[BEGIN]

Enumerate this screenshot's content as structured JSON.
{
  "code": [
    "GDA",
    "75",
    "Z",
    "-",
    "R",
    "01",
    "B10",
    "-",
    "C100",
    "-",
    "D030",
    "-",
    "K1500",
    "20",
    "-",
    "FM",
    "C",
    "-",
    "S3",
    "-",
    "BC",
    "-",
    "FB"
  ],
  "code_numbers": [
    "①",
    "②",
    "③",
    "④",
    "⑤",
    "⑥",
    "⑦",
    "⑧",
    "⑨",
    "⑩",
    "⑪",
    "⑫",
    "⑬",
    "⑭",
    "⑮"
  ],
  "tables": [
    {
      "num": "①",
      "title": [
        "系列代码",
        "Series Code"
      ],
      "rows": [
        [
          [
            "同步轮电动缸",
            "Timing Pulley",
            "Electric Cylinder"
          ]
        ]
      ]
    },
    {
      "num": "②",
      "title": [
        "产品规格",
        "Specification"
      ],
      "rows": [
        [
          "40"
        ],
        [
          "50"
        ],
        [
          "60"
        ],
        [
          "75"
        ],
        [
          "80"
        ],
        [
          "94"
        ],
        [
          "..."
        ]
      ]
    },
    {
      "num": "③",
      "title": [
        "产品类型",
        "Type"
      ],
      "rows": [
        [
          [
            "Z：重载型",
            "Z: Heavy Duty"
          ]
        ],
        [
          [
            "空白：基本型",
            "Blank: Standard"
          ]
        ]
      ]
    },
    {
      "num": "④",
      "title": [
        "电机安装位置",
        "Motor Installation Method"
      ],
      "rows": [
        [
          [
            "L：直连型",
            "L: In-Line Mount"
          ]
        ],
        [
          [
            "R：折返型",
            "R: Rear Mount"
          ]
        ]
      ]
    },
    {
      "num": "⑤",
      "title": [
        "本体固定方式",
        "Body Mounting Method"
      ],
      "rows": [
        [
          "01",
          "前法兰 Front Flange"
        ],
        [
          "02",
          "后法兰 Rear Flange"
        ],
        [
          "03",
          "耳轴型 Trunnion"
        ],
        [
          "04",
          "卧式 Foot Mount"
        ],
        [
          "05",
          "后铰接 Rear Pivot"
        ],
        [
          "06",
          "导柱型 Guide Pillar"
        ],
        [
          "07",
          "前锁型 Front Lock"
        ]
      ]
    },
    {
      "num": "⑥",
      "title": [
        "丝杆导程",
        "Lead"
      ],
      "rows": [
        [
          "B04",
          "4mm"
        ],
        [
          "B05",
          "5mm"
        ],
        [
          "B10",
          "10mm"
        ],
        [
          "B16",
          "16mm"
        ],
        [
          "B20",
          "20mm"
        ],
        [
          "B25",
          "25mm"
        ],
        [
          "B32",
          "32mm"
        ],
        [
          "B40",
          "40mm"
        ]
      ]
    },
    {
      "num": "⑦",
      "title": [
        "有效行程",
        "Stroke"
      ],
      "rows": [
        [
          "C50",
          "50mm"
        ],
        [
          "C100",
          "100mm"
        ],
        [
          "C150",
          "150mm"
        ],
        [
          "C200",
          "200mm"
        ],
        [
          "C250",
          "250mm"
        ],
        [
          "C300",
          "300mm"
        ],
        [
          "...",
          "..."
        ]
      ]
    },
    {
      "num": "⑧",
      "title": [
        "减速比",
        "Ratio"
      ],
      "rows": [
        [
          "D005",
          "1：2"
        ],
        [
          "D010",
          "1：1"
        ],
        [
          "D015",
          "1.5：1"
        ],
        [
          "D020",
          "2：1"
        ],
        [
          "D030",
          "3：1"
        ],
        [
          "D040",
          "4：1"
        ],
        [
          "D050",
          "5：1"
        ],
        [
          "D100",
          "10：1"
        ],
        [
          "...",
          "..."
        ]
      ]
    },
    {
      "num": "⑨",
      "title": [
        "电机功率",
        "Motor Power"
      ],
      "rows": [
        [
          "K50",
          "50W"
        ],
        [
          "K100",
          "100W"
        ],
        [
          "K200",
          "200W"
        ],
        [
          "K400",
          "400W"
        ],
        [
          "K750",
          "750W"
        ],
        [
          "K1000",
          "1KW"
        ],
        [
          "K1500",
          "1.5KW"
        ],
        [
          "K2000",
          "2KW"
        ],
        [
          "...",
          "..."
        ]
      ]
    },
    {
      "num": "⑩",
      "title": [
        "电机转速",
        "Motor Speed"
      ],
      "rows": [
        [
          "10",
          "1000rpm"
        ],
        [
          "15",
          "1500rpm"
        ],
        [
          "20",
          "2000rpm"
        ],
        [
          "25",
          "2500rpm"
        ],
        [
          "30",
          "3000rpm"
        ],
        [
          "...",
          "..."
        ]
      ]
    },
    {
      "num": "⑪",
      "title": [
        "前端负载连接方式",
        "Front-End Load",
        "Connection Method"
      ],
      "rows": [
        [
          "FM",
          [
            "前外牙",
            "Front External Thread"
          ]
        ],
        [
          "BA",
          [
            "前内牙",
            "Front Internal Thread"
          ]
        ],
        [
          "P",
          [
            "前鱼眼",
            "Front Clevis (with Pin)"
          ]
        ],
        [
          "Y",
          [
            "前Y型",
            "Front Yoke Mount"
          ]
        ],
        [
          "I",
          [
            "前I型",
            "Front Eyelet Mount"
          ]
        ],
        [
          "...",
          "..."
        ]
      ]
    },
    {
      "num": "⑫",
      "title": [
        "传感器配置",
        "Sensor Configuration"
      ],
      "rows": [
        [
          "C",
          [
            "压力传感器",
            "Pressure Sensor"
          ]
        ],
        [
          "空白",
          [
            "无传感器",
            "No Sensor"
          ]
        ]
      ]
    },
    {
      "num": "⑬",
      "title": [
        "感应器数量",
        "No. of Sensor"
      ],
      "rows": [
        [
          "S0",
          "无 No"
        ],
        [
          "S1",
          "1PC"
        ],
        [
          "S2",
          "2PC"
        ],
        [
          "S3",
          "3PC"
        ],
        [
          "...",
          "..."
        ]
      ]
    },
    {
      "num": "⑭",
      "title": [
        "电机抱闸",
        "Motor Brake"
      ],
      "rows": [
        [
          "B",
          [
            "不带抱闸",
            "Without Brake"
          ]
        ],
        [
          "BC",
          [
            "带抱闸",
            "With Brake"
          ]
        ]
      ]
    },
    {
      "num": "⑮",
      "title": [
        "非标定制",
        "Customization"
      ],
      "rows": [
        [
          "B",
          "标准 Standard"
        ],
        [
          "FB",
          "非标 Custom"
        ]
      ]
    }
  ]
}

[END]

* JOB: Your task is to transcribe the material exactly.

* ANSWER BELOW:
Enumerate this screenshot's content as structured JSON.
{
  "code": [
    "GDA",
    "75",
    "Z",
    "-",
    "R",
    "01",
    "B10",
    "-",
    "C100",
    "-",
    "D030",
    "-",
    "K1500",
    "20",
    "-",
    "FM",
    "C",
    "-",
    "S3",
    "-",
    "BC",
    "-",
    "FB"
  ],
  "code_numbers": [
    "①",
    "②",
    "③",
    "④",
    "⑤",
    "⑥",
    "⑦",
    "⑧",
    "⑨",
    "⑩",
    "⑪",
    "⑫",
    "⑬",
    "⑭",
    "⑮"
  ],
  "tables": [
    {
      "num": "①",
      "title": [
        "系列代码",
        "Series Code"
      ],
      "rows": [
        [
          [
            "同步轮电动缸",
            "Timing Pulley",
            "Electric Cylinder"
          ]
        ]
      ]
    },
    {
      "num": "②",
      "title": [
        "产品规格",
        "Specification"
      ],
      "rows": [
        [
          "40"
        ],
        [
          "50"
        ],
        [
          "60"
        ],
        [
          "75"
        ],
        [
          "80"
        ],
        [
          "94"
        ],
        [
          "..."
        ]
      ]
    },
    {
      "num": "③",
      "title": [
        "产品类型",
        "Type"
      ],
      "rows": [
        [
          [
            "Z：重载型",
            "Z: Heavy Duty"
          ]
        ],
        [
          [
            "空白：基本型",
            "Blank: Standard"
          ]
        ]
      ]
    },
    {
      "num": "④",
      "title": [
        "电机安装位置",
        "Motor Installation Method"
      ],
      "rows": [
        [
          [
            "L：直连型",
            "L: In-Line Mount"
          ]
        ],
        [
          [
            "R：折返型",
            "R: Rear Mount"
          ]
        ]
      ]
    },
    {
      "num": "⑤",
      "title": [
        "本体固定方式",
        "Body Mounting Method"
      ],
      "rows": [
        [
          "01",
          "前法兰 Front Flange"
        ],
        [
          "02",
          "后法兰 Rear Flange"
        ],
        [
          "03",
          "耳轴型 Trunnion"
        ],
        [
          "04",
          "卧式 Foot Mount"
        ],
        [
          "05",
          "后铰接 Rear Pivot"
        ],
        [
          "06",
          "导柱型 Guide Pillar"
        ],
        [
          "07",
          "前锁型 Front Lock"
        ]
      ]
    },
    {
      "num": "⑥",
      "title": [
        "丝杆导程",
        "Lead"
      ],
      "rows": [
        [
          "B04",
          "4mm"
        ],
        [
          "B05",
          "5mm"
        ],
        [
          "B10",
          "10mm"
        ],
        [
          "B16",
          "16mm"
        ],
        [
          "B20",
          "20mm"
        ],
        [
          "B25",
          "25mm"
        ],
        [
          "B32",
          "32mm"
        ],
        [
          "B40",
          "40mm"
        ]
      ]
    },
    {
      "num": "⑦",
      "title": [
        "有效行程",
        "Stroke"
      ],
      "rows": [
        [
          "C50",
          "50mm"
        ],
        [
          "C100",
          "100mm"
        ],
        [
          "C150",
          "150mm"
        ],
        [
          "C200",
          "200mm"
        ],
        [
          "C250",
          "250mm"
        ],
        [
          "C300",
          "300mm"
        ],
        [
          "...",
          "..."
        ]
      ]
    },
    {
      "num": "⑧",
      "title": [
        "减速比",
        "Ratio"
      ],
      "rows": [
        [
          "D005",
          "1：2"
        ],
        [
          "D010",
          "1：1"
        ],
        [
          "D015",
          "1.5：1"
        ],
        [
          "D020",
          "2：1"
        ],
        [
          "D030",
          "3：1"
        ],
        [
          "D040",
          "4：1"
        ],
        [
          "D050",
          "5：1"
        ],
        [
          "D100",
          "10：1"
        ],
        [
          "...",
          "..."
        ]
      ]
    },
    {
      "num": "⑨",
      "title": [
        "电机功率",
        "Motor Power"
      ],
      "rows": [
        [
          "K50",
          "50W"
        ],
        [
          "K100",
          "100W"
        ],
        [
          "K200",
          "200W"
        ],
        [
          "K400",
          "400W"
        ],
        [
          "K750",
          "750W"
        ],
        [
          "K1000",
          "1KW"
        ],
        [
          "K1500",
          "1.5KW"
        ],
        [
          "K2000",
          "2KW"
        ],
        [
          "...",
          "..."
        ]
      ]
    },
    {
      "num": "⑩",
      "title": [
        "电机转速",
        "Motor Speed"
      ],
      "rows": [
        [
          "10",
          "1000rpm"
        ],
        [
          "15",
          "1500rpm"
        ],
        [
          "20",
          "2000rpm"
        ],
        [
          "25",
          "2500rpm"
        ],
        [
          "30",
          "3000rpm"
        ],
        [
          "...",
          "..."
        ]
      ]
    },
    {
      "num": "⑪",
      "title": [
        "前端负载连接方式",
        "Front-End Load",
        "Connection Method"
      ],
      "rows": [
        [
          "FM",
          [
            "前外牙",
            "Front External Thread"
          ]
        ],
        [
          "BA",
          [
            "前内牙",
            "Front Internal Thread"
          ]
        ],
        [
          "P",
          [
            "前鱼眼",
            "Front Clevis (with Pin)"
          ]
        ],
        [
          "Y",
          [
            "前Y型",
            "Front Yoke Mount"
          ]
        ],
        [
          "I",
          [
            "前I型",
            "Front Eyelet Mount"
          ]
        ],
        [
          "...",
          "..."
        ]
      ]
    },
    {
      "num": "⑫",
      "title": [
        "传感器配置",
        "Sensor Configuration"
      ],
      "rows": [
        [
          "C",
          [
            "压力传感器",
            "Pressure Sensor"
          ]
        ],
        [
          "空白",
          [
            "无传感器",
            "No Sensor"
          ]
        ]
      ]
    },
    {
      "num": "⑬",
      "title": [
        "感应器数量",
        "No. of Sensor"
      ],
      "rows": [
        [
          "S0",
          "无 No"
        ],
        [
          "S1",
          "1PC"
        ],
        [
          "S2",
          "2PC"
        ],
        [
          "S3",
          "3PC"
        ],
        [
          "...",
          "..."
        ]
      ]
    },
    {
      "num": "⑭",
      "title": [
        "电机抱闸",
        "Motor Brake"
      ],
      "rows": [
        [
          "B",
          [
            "不带抱闸",
            "Without Brake"
          ]
        ],
        [
          "BC",
          [
            "带抱闸",
            "With Brake"
          ]
        ]
      ]
    },
    {
      "num": "⑮",
      "title": [
        "非标定制",
        "Customization"
      ],
      "rows": [
        [
          "B",
          "标准 Standard"
        ],
        [
          "FB",
          "非标 Custom"
        ]
      ]
    }
  ]
}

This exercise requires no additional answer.